BEGIN Data for the task
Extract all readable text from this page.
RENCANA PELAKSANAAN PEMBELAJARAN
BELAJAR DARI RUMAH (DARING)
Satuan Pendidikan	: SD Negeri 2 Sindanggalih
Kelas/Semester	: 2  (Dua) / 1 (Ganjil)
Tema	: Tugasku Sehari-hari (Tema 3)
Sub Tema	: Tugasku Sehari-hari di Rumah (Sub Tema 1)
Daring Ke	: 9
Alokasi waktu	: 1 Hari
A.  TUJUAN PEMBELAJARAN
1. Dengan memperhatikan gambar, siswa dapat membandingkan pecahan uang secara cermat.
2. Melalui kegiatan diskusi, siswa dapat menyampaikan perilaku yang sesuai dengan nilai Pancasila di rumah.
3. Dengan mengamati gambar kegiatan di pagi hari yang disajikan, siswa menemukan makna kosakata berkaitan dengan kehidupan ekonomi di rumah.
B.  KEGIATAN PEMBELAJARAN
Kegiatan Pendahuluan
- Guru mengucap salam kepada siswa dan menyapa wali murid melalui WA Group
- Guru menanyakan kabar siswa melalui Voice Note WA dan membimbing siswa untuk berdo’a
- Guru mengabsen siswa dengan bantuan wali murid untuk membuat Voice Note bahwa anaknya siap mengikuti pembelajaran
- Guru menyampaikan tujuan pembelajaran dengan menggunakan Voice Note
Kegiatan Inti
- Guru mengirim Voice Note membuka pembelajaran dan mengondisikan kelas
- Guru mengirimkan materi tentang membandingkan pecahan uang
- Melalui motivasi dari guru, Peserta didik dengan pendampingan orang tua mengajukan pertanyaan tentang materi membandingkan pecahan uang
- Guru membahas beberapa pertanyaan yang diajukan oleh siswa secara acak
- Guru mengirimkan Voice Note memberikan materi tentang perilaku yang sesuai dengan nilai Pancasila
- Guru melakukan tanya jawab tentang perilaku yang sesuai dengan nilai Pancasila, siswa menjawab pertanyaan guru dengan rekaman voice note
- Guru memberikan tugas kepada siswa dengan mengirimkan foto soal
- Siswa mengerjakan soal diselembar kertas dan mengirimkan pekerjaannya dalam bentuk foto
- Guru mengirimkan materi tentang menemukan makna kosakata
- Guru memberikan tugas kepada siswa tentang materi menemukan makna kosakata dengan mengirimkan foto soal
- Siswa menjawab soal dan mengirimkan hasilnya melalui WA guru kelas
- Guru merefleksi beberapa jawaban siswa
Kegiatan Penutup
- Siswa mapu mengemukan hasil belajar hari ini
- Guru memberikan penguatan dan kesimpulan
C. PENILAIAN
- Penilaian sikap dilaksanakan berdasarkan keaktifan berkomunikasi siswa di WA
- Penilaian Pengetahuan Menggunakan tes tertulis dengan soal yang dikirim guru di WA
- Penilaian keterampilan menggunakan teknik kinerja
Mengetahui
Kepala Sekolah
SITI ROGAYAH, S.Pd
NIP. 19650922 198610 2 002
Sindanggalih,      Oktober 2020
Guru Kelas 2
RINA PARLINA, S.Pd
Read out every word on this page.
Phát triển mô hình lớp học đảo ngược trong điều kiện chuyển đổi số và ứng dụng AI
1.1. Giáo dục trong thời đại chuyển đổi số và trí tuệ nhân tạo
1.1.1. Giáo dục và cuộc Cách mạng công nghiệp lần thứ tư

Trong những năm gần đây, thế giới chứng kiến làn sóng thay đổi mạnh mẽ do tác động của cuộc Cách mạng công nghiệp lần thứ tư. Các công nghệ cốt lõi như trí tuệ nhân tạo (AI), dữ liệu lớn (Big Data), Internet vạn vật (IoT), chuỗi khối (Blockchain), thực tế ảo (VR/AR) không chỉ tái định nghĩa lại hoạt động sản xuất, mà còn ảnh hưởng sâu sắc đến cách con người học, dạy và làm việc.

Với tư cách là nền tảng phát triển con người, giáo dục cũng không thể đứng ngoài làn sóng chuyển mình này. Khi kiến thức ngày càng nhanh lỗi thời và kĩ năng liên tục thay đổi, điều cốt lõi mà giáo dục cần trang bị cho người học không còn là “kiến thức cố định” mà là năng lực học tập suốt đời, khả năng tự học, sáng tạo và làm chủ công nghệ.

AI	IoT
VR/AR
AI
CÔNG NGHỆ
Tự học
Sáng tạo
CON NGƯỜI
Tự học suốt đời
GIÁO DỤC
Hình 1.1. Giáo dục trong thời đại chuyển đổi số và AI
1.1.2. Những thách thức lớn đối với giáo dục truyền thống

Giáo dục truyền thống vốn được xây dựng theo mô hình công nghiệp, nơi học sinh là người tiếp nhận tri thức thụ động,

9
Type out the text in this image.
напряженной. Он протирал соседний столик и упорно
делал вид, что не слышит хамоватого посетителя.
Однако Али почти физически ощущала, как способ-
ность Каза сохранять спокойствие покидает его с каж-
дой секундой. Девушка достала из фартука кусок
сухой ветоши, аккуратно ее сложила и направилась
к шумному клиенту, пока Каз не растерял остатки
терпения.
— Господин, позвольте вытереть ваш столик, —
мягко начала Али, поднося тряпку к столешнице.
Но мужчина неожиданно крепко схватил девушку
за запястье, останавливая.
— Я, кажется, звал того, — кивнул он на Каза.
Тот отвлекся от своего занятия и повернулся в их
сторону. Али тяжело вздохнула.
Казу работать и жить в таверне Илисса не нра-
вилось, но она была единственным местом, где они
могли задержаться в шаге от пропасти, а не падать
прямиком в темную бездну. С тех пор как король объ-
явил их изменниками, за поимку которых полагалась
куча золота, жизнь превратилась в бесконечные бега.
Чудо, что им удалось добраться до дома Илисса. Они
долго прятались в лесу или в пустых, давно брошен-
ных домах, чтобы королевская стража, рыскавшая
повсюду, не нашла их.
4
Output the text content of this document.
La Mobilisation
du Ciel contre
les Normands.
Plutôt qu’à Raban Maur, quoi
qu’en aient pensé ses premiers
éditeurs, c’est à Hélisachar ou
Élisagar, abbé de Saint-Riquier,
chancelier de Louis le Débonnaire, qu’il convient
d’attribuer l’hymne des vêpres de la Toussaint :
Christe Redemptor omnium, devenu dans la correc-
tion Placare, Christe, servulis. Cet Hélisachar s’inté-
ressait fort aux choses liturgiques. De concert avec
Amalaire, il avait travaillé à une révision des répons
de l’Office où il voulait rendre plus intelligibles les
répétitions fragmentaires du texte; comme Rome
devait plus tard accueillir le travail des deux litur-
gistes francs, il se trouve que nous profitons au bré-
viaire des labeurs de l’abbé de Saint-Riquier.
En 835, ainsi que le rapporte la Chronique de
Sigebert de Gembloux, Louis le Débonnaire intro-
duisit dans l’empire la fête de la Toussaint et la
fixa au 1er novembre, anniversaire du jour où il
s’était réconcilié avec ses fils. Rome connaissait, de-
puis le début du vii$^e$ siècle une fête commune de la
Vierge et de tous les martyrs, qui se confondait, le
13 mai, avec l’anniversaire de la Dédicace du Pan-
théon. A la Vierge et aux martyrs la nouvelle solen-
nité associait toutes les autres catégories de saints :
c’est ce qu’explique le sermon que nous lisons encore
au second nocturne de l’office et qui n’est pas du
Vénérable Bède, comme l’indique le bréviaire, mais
END Data for the task
> **To do**
Search the entries for "Tema" and copy out each line that has it.

> **Exercise answer**
Tema	: Tugasku Sehari-hari (Tema 3)
Sub Tema	: Tugasku Sehari-hari di Rumah (Sub Tema 1)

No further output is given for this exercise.